DATASET RECORDS >>

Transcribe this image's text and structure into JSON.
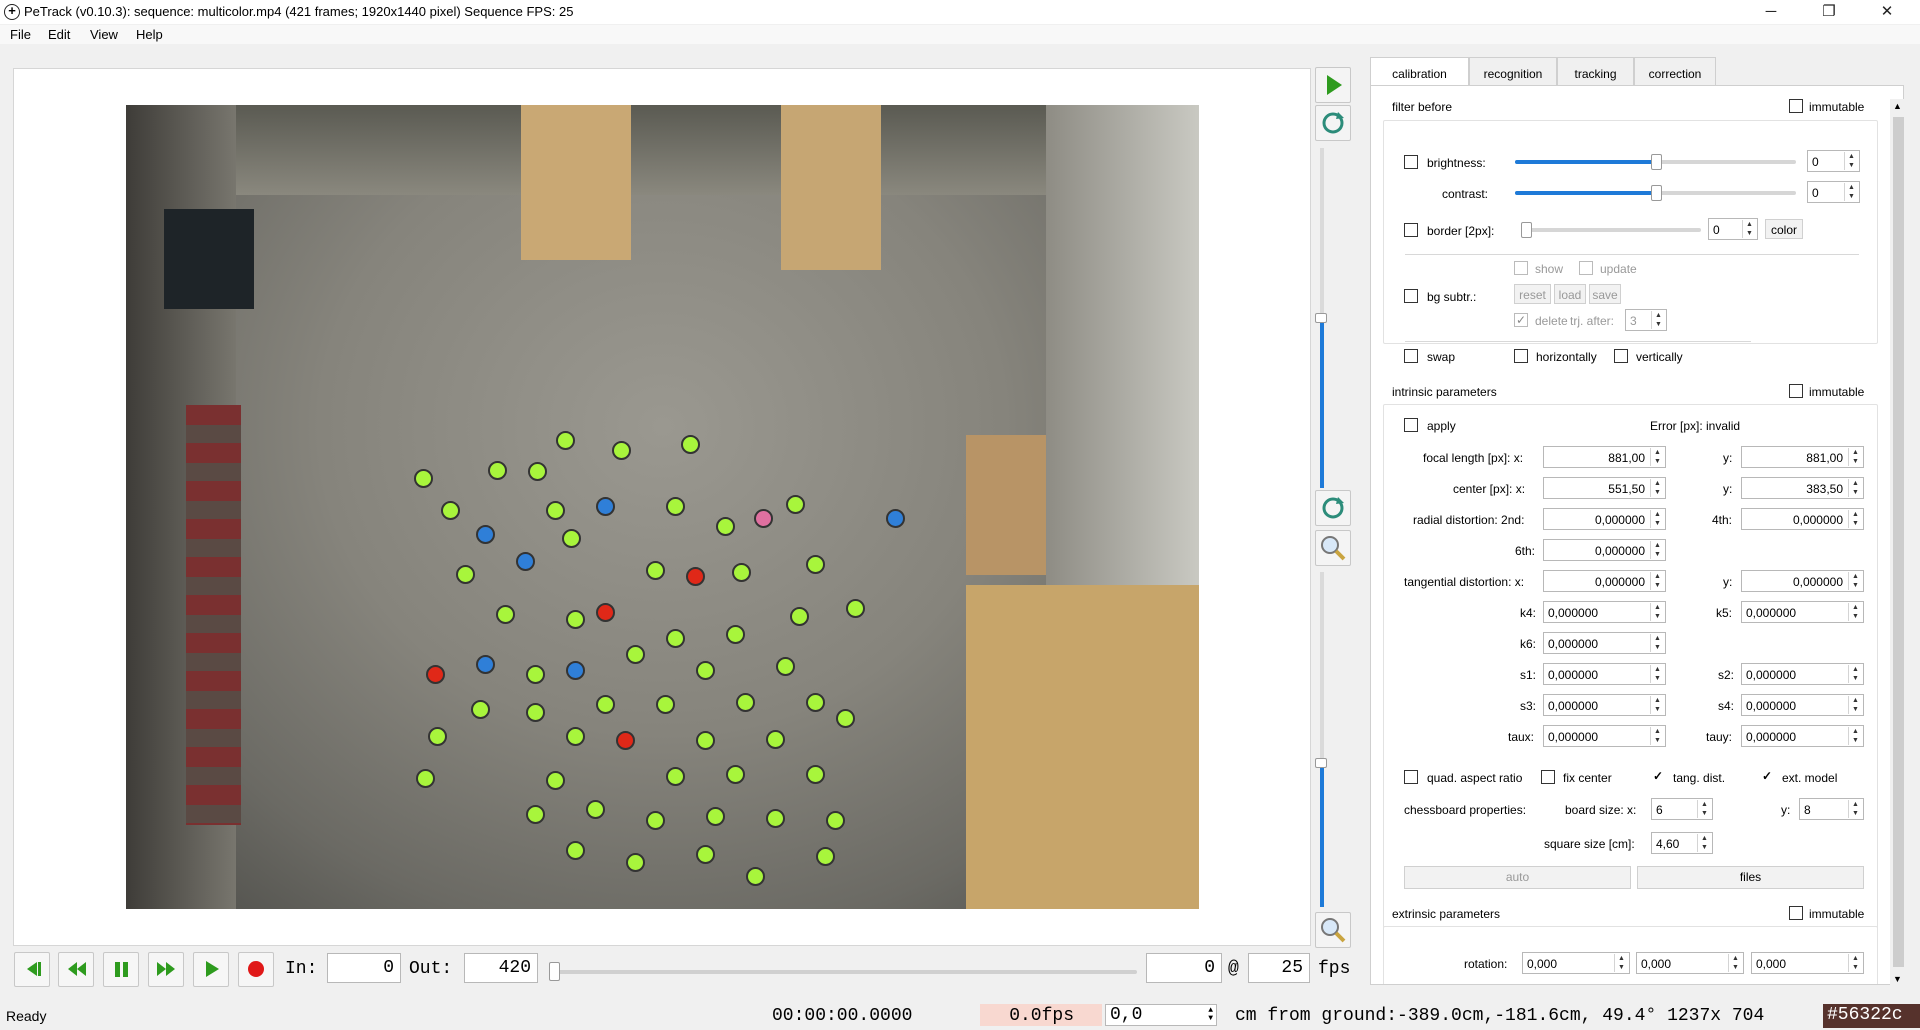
{
  "window": {
    "title": "PeTrack (v0.10.3): sequence: multicolor.mp4 (421 frames; 1920x1440 pixel) Sequence FPS: 25",
    "minimize": "─",
    "restore": "❐",
    "close": "✕"
  },
  "menu": [
    "File",
    "Edit",
    "View",
    "Help"
  ],
  "player": {
    "in_label": "In:",
    "in_value": "0",
    "out_label": "Out:",
    "out_value": "420",
    "frame": "0",
    "at": "@",
    "fps_value": "25",
    "fps_unit": "fps",
    "position_fraction": 0.0
  },
  "status": {
    "ready": "Ready",
    "time": "00:00:00.0000",
    "fps_readout": "0.0fps",
    "height_value": "0,0",
    "ground": "cm from ground:-389.0cm,-181.6cm, 49.4° 1237x 704",
    "color_code": "#56322c"
  },
  "tabs": [
    "calibration",
    "recognition",
    "tracking",
    "correction"
  ],
  "filter_before": {
    "heading": "filter before",
    "immutable": "immutable",
    "brightness_label": "brightness:",
    "brightness_value": "0",
    "brightness_level": 0.5,
    "contrast_label": "contrast:",
    "contrast_value": "0",
    "contrast_level": 0.5,
    "border_label": "border [2px]:",
    "border_value": "0",
    "color_btn": "color",
    "show": "show",
    "update": "update",
    "bg_subtr": "bg subtr.:",
    "reset": "reset",
    "load": "load",
    "save": "save",
    "delete": "delete",
    "trj_after": "trj. after:",
    "trj_after_value": "3",
    "swap": "swap",
    "horizontally": "horizontally",
    "vertically": "vertically"
  },
  "intrinsic": {
    "heading": "intrinsic parameters",
    "immutable": "immutable",
    "apply": "apply",
    "error": "Error [px]: invalid",
    "focal_label": "focal length [px]: x:",
    "focal_x": "881,00",
    "focal_y_label": "y:",
    "focal_y": "881,00",
    "center_label": "center [px]: x:",
    "center_x": "551,50",
    "center_y_label": "y:",
    "center_y": "383,50",
    "radial_label": "radial distortion: 2nd:",
    "radial_2nd": "0,000000",
    "radial_4th_label": "4th:",
    "radial_4th": "0,000000",
    "radial_6th_label": "6th:",
    "radial_6th": "0,000000",
    "tangential_label": "tangential distortion: x:",
    "tangential_x": "0,000000",
    "tangential_y_label": "y:",
    "tangential_y": "0,000000",
    "k4_label": "k4:",
    "k4": "0,000000",
    "k5_label": "k5:",
    "k5": "0,000000",
    "k6_label": "k6:",
    "k6": "0,000000",
    "s1_label": "s1:",
    "s1": "0,000000",
    "s2_label": "s2:",
    "s2": "0,000000",
    "s3_label": "s3:",
    "s3": "0,000000",
    "s4_label": "s4:",
    "s4": "0,000000",
    "taux_label": "taux:",
    "taux": "0,000000",
    "tauy_label": "tauy:",
    "tauy": "0,000000",
    "quad_aspect": "quad. aspect ratio",
    "fix_center": "fix center",
    "tang_dist": "tang. dist.",
    "ext_model": "ext. model",
    "chess_label": "chessboard properties:",
    "board_label": "board size: x:",
    "board_x": "6",
    "board_y_label": "y:",
    "board_y": "8",
    "square_label": "square size [cm]:",
    "square_size": "4,60",
    "auto": "auto",
    "files": "files"
  },
  "extrinsic": {
    "heading": "extrinsic parameters",
    "immutable": "immutable",
    "rotation_label": "rotation:",
    "rot_1": "0,000",
    "rot_2": "0,000",
    "rot_3": "0,000"
  },
  "colors": {
    "accent": "#1e7ad8",
    "marker_green": "#a8f53c",
    "record_red": "#e01818",
    "play_green": "#2e9b1e"
  },
  "icons": {
    "play": "play-icon",
    "refresh": "refresh-icon",
    "zoom": "magnifier-icon"
  }
}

WHAT THE EXERCISE ASKS >> Every line in the data that holds "heading" should be copied out.

ANSWER FOR THE TASK >>
    "heading": "filter before",
    "heading": "intrinsic parameters",
    "heading": "extrinsic parameters",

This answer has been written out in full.